● Aim
Retype all of the entries word for word.

● Input material

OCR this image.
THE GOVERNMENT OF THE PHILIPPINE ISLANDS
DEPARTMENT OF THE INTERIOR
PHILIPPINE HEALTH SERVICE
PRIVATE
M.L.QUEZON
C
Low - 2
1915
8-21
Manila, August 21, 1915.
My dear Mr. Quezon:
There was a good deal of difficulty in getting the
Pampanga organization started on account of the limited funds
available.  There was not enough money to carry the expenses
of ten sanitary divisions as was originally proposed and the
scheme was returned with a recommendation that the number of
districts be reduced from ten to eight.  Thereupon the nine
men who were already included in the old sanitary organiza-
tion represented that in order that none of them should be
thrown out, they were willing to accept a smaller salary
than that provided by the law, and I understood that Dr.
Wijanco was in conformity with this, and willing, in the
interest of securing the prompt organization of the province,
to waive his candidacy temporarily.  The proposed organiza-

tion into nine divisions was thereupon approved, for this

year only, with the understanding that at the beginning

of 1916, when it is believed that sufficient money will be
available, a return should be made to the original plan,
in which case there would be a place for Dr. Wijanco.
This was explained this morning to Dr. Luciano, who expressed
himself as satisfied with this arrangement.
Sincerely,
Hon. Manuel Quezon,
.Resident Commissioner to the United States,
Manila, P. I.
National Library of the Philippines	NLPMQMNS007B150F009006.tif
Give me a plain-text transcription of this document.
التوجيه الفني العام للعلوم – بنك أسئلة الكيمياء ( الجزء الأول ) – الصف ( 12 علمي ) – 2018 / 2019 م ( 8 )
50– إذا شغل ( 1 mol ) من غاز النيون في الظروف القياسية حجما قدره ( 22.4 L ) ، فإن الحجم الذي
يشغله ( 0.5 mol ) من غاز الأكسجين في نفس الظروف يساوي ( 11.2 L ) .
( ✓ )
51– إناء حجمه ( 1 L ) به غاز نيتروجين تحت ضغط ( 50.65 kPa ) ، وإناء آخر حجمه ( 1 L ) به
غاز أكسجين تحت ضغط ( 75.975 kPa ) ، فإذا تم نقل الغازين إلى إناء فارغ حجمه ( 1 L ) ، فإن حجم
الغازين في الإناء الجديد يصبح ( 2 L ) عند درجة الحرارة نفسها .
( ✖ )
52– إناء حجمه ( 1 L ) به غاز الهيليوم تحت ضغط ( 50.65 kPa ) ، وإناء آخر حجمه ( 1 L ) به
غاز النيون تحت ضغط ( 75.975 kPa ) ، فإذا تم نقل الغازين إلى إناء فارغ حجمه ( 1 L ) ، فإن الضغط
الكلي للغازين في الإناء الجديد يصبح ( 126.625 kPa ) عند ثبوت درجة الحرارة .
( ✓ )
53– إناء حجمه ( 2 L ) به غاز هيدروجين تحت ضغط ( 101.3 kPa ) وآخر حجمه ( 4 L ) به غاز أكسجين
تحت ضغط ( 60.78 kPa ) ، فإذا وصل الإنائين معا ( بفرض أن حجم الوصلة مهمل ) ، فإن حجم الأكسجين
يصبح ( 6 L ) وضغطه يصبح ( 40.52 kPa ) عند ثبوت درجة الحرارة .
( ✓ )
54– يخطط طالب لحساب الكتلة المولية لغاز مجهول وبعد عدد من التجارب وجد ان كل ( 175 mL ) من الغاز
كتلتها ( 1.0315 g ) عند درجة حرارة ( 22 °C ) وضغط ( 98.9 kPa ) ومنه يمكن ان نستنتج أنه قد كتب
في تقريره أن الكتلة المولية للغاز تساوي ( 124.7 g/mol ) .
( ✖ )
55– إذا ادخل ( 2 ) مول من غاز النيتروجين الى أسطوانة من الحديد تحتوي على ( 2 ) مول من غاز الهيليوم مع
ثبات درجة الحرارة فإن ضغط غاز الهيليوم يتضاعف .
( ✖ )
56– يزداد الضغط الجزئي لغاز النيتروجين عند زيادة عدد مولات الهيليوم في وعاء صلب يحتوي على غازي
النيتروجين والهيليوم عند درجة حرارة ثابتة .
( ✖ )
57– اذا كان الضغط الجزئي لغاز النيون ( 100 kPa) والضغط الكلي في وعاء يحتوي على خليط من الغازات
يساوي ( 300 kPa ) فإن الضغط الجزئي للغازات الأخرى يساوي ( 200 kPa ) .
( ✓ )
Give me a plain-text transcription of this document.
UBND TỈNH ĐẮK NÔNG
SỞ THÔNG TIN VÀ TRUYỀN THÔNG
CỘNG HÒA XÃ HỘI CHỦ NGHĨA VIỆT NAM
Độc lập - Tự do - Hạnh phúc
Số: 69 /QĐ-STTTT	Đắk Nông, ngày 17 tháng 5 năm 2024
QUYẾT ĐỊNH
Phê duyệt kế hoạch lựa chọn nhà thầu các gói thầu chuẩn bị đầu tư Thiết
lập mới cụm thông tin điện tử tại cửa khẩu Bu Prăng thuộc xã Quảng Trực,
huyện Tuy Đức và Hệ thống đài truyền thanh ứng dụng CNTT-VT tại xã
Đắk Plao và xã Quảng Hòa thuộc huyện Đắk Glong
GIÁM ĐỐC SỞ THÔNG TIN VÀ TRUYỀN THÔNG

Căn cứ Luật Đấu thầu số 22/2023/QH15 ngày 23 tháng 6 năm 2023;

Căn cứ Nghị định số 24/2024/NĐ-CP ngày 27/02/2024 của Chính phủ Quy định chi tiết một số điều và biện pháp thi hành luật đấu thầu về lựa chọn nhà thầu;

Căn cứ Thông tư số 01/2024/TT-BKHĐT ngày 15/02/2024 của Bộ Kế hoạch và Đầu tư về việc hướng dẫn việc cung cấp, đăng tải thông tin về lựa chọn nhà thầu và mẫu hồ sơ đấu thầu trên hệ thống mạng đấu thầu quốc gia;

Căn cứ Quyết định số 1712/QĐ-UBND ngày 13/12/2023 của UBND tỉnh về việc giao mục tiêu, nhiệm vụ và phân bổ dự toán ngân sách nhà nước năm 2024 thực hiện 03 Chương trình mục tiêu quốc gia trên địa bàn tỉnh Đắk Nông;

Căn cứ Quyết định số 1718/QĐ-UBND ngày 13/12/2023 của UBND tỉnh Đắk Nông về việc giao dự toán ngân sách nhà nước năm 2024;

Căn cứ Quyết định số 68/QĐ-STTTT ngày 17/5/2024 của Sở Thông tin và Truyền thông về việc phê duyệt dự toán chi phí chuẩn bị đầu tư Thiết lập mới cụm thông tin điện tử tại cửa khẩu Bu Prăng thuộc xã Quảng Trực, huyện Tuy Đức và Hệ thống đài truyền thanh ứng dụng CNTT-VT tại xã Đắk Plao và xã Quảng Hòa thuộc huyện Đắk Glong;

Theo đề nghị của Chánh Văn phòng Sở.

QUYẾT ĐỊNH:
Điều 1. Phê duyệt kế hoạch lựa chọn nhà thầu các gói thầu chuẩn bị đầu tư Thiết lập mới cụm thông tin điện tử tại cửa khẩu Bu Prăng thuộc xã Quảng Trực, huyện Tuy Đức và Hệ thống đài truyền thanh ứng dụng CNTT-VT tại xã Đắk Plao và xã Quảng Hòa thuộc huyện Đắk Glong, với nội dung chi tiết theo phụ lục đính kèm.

● Solved exercise
OCR this image.
THE GOVERNMENT OF THE PHILIPPINE ISLANDS
DEPARTMENT OF THE INTERIOR
PHILIPPINE HEALTH SERVICE
PRIVATE
M.L.QUEZON
C
Low - 2
1915
8-21
Manila, August 21, 1915.
My dear Mr. Quezon:
There was a good deal of difficulty in getting the
Pampanga organization started on account of the limited funds
available.  There was not enough money to carry the expenses
of ten sanitary divisions as was originally proposed and the
scheme was returned with a recommendation that the number of
districts be reduced from ten to eight.  Thereupon the nine
men who were already included in the old sanitary organiza-
tion represented that in order that none of them should be
thrown out, they were willing to accept a smaller salary
than that provided by the law, and I understood that Dr.
Wijanco was in conformity with this, and willing, in the
interest of securing the prompt organization of the province,
to waive his candidacy temporarily.  The proposed organiza-

tion into nine divisions was thereupon approved, for this

year only, with the understanding that at the beginning

of 1916, when it is believed that sufficient money will be
available, a return should be made to the original plan,
in which case there would be a place for Dr. Wijanco.
This was explained this morning to Dr. Luciano, who expressed
himself as satisfied with this arrangement.
Sincerely,
Hon. Manuel Quezon,
.Resident Commissioner to the United States,
Manila, P. I.
National Library of the Philippines	NLPMQMNS007B150F009006.tif
Give me a plain-text transcription of this document.
التوجيه الفني العام للعلوم – بنك أسئلة الكيمياء ( الجزء الأول ) – الصف ( 12 علمي ) – 2018 / 2019 م ( 8 )
50– إذا شغل ( 1 mol ) من غاز النيون في الظروف القياسية حجما قدره ( 22.4 L ) ، فإن الحجم الذي
يشغله ( 0.5 mol ) من غاز الأكسجين في نفس الظروف يساوي ( 11.2 L ) .
( ✓ )
51– إناء حجمه ( 1 L ) به غاز نيتروجين تحت ضغط ( 50.65 kPa ) ، وإناء آخر حجمه ( 1 L ) به
غاز أكسجين تحت ضغط ( 75.975 kPa ) ، فإذا تم نقل الغازين إلى إناء فارغ حجمه ( 1 L ) ، فإن حجم
الغازين في الإناء الجديد يصبح ( 2 L ) عند درجة الحرارة نفسها .
( ✖ )
52– إناء حجمه ( 1 L ) به غاز الهيليوم تحت ضغط ( 50.65 kPa ) ، وإناء آخر حجمه ( 1 L ) به
غاز النيون تحت ضغط ( 75.975 kPa ) ، فإذا تم نقل الغازين إلى إناء فارغ حجمه ( 1 L ) ، فإن الضغط
الكلي للغازين في الإناء الجديد يصبح ( 126.625 kPa ) عند ثبوت درجة الحرارة .
( ✓ )
53– إناء حجمه ( 2 L ) به غاز هيدروجين تحت ضغط ( 101.3 kPa ) وآخر حجمه ( 4 L ) به غاز أكسجين
تحت ضغط ( 60.78 kPa ) ، فإذا وصل الإنائين معا ( بفرض أن حجم الوصلة مهمل ) ، فإن حجم الأكسجين
يصبح ( 6 L ) وضغطه يصبح ( 40.52 kPa ) عند ثبوت درجة الحرارة .
( ✓ )
54– يخطط طالب لحساب الكتلة المولية لغاز مجهول وبعد عدد من التجارب وجد ان كل ( 175 mL ) من الغاز
كتلتها ( 1.0315 g ) عند درجة حرارة ( 22 °C ) وضغط ( 98.9 kPa ) ومنه يمكن ان نستنتج أنه قد كتب
في تقريره أن الكتلة المولية للغاز تساوي ( 124.7 g/mol ) .
( ✖ )
55– إذا ادخل ( 2 ) مول من غاز النيتروجين الى أسطوانة من الحديد تحتوي على ( 2 ) مول من غاز الهيليوم مع
ثبات درجة الحرارة فإن ضغط غاز الهيليوم يتضاعف .
( ✖ )
56– يزداد الضغط الجزئي لغاز النيتروجين عند زيادة عدد مولات الهيليوم في وعاء صلب يحتوي على غازي
النيتروجين والهيليوم عند درجة حرارة ثابتة .
( ✖ )
57– اذا كان الضغط الجزئي لغاز النيون ( 100 kPa) والضغط الكلي في وعاء يحتوي على خليط من الغازات
يساوي ( 300 kPa ) فإن الضغط الجزئي للغازات الأخرى يساوي ( 200 kPa ) .
( ✓ )
Give me a plain-text transcription of this document.
UBND TỈNH ĐẮK NÔNG
SỞ THÔNG TIN VÀ TRUYỀN THÔNG
CỘNG HÒA XÃ HỘI CHỦ NGHĨA VIỆT NAM
Độc lập - Tự do - Hạnh phúc
Số: 69 /QĐ-STTTT	Đắk Nông, ngày 17 tháng 5 năm 2024
QUYẾT ĐỊNH
Phê duyệt kế hoạch lựa chọn nhà thầu các gói thầu chuẩn bị đầu tư Thiết
lập mới cụm thông tin điện tử tại cửa khẩu Bu Prăng thuộc xã Quảng Trực,
huyện Tuy Đức và Hệ thống đài truyền thanh ứng dụng CNTT-VT tại xã
Đắk Plao và xã Quảng Hòa thuộc huyện Đắk Glong
GIÁM ĐỐC SỞ THÔNG TIN VÀ TRUYỀN THÔNG

Căn cứ Luật Đấu thầu số 22/2023/QH15 ngày 23 tháng 6 năm 2023;

Căn cứ Nghị định số 24/2024/NĐ-CP ngày 27/02/2024 của Chính phủ Quy định chi tiết một số điều và biện pháp thi hành luật đấu thầu về lựa chọn nhà thầu;

Căn cứ Thông tư số 01/2024/TT-BKHĐT ngày 15/02/2024 của Bộ Kế hoạch và Đầu tư về việc hướng dẫn việc cung cấp, đăng tải thông tin về lựa chọn nhà thầu và mẫu hồ sơ đấu thầu trên hệ thống mạng đấu thầu quốc gia;

Căn cứ Quyết định số 1712/QĐ-UBND ngày 13/12/2023 của UBND tỉnh về việc giao mục tiêu, nhiệm vụ và phân bổ dự toán ngân sách nhà nước năm 2024 thực hiện 03 Chương trình mục tiêu quốc gia trên địa bàn tỉnh Đắk Nông;

Căn cứ Quyết định số 1718/QĐ-UBND ngày 13/12/2023 của UBND tỉnh Đắk Nông về việc giao dự toán ngân sách nhà nước năm 2024;

Căn cứ Quyết định số 68/QĐ-STTTT ngày 17/5/2024 của Sở Thông tin và Truyền thông về việc phê duyệt dự toán chi phí chuẩn bị đầu tư Thiết lập mới cụm thông tin điện tử tại cửa khẩu Bu Prăng thuộc xã Quảng Trực, huyện Tuy Đức và Hệ thống đài truyền thanh ứng dụng CNTT-VT tại xã Đắk Plao và xã Quảng Hòa thuộc huyện Đắk Glong;

Theo đề nghị của Chánh Văn phòng Sở.

QUYẾT ĐỊNH:
Điều 1. Phê duyệt kế hoạch lựa chọn nhà thầu các gói thầu chuẩn bị đầu tư Thiết lập mới cụm thông tin điện tử tại cửa khẩu Bu Prăng thuộc xã Quảng Trực, huyện Tuy Đức và Hệ thống đài truyền thanh ứng dụng CNTT-VT tại xã Đắk Plao và xã Quảng Hòa thuộc huyện Đắk Glong, với nội dung chi tiết theo phụ lục đính kèm.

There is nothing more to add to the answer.